-- Begin PROVIDED TEXT --

KB-78F9

QDRANT FULL AUDIT — Vector Sync Investigation

7 min read Revision 1
reportqdrantvectorauditorphan2026-04-05

QDRANT FULL AUDIT — Vector Sync Investigation

Date: 2026-04-05 | Status: AUDIT COMPLETE — 0 code changes


1. Actual Orphan Count (NOT hand-calculated)

POST /kb/audit-sync response:
  total_documents: 877
  total_vectors: 1,324
  ratio: 1.51 (NORMAL — chunking)
  ghost_count: 26 (docs without vectors)
  orphan_count: 4 (vectors without docs)
  status: needs_cleanup

PREVIOUS ESTIMATE WAS WRONG: Earlier reports said "444 orphans" by doing vectors - docs. That's WRONG because documents >4000 chars are chunked into MULTIPLE vectors. Ratio 1.51 is expected.

ACTUAL orphans: only 4 vectors. ACTUAL ghosts: 26 docs without vectors.

4 Orphan Vectors (vectors for deleted docs)

document_id Cause
knowledge/test/upload-check-20260405 Test doc created + deleted this session
knowledge__current-state__project-progress-tracker.md Doc deleted then recreated (PG direct update)

-- End PROVIDED TEXT --

STATED PROBLEM A | Reproduce, without alteration, the portion of the listing that begins at the line containing "row-description: Субсидии на капитальные" and ends after the line containing "table-row (94, 384, 598, 421)".

-- Begin STORED ROWS --

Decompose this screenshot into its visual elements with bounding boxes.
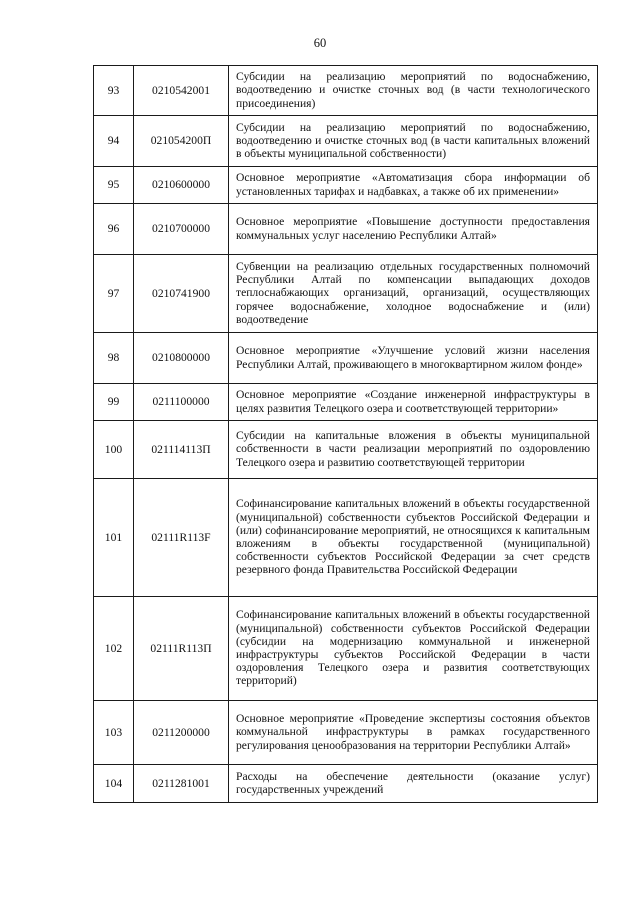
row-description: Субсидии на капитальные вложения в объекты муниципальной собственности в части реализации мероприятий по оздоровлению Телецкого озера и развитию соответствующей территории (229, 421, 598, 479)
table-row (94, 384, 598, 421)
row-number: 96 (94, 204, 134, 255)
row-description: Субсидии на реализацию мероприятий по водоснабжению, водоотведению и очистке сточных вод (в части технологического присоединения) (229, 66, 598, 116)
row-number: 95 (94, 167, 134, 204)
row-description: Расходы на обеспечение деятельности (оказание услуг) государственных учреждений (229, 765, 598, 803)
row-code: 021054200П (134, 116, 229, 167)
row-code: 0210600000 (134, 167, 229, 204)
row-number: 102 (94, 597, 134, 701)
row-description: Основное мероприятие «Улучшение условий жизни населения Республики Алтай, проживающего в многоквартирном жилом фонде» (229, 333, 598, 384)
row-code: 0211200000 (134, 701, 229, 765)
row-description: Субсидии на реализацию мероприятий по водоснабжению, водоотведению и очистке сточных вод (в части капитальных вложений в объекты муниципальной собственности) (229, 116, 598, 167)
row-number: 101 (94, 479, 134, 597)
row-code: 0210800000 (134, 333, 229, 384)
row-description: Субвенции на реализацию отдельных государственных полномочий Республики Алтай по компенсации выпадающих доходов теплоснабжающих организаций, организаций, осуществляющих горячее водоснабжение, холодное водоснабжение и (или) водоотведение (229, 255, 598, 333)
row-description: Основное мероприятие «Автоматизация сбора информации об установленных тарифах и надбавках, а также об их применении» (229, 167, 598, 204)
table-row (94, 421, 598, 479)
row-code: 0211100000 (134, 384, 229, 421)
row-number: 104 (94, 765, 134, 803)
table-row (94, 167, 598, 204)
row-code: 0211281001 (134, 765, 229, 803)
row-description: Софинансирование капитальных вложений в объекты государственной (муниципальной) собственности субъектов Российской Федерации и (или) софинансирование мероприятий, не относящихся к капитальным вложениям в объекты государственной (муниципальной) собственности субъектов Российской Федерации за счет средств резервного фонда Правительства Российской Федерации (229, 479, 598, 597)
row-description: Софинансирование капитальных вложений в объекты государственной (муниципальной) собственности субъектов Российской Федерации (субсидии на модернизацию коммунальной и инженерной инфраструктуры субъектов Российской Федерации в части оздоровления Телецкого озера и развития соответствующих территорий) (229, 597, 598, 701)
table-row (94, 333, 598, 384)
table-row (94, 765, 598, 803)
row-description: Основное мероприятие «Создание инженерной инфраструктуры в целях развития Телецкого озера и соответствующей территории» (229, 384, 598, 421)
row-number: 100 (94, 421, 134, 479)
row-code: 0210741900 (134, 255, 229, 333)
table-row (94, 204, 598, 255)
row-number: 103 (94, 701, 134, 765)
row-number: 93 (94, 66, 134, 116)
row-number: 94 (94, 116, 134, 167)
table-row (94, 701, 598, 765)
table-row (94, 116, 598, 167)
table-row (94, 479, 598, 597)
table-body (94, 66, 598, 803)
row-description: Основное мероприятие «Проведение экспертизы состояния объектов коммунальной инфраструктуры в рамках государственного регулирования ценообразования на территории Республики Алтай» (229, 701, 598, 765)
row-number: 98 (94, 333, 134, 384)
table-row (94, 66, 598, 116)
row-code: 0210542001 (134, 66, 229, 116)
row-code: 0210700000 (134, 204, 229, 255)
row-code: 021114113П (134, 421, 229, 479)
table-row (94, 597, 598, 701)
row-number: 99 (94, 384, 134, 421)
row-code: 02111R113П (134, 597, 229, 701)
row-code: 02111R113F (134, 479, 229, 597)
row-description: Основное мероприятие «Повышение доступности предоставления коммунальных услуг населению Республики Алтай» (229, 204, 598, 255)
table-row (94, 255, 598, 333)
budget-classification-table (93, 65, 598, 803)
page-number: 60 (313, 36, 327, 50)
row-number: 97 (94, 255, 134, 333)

-- End STORED ROWS --

STATED PROBLEM B |
Answer these questions about the Qdrant audit report:
(i) What date does the report give for the audit?
(ii) How many documents does the audit-sync response report in total?
(iii) Above what length are documents chunked into multiple vectors?

TASK OUTPUT A |
row-description: Субсидии на капитальные вложения в объекты муниципальной собственности в части реализации мероприятий по оздоровлению Телецкого озера и развитию соответствующей территории (229, 421, 598, 479)
table-row (94, 384, 598, 421)

TASK OUTPUT B |
(i) 2026-04-05
(ii) 877
(iii) More than 4000 characters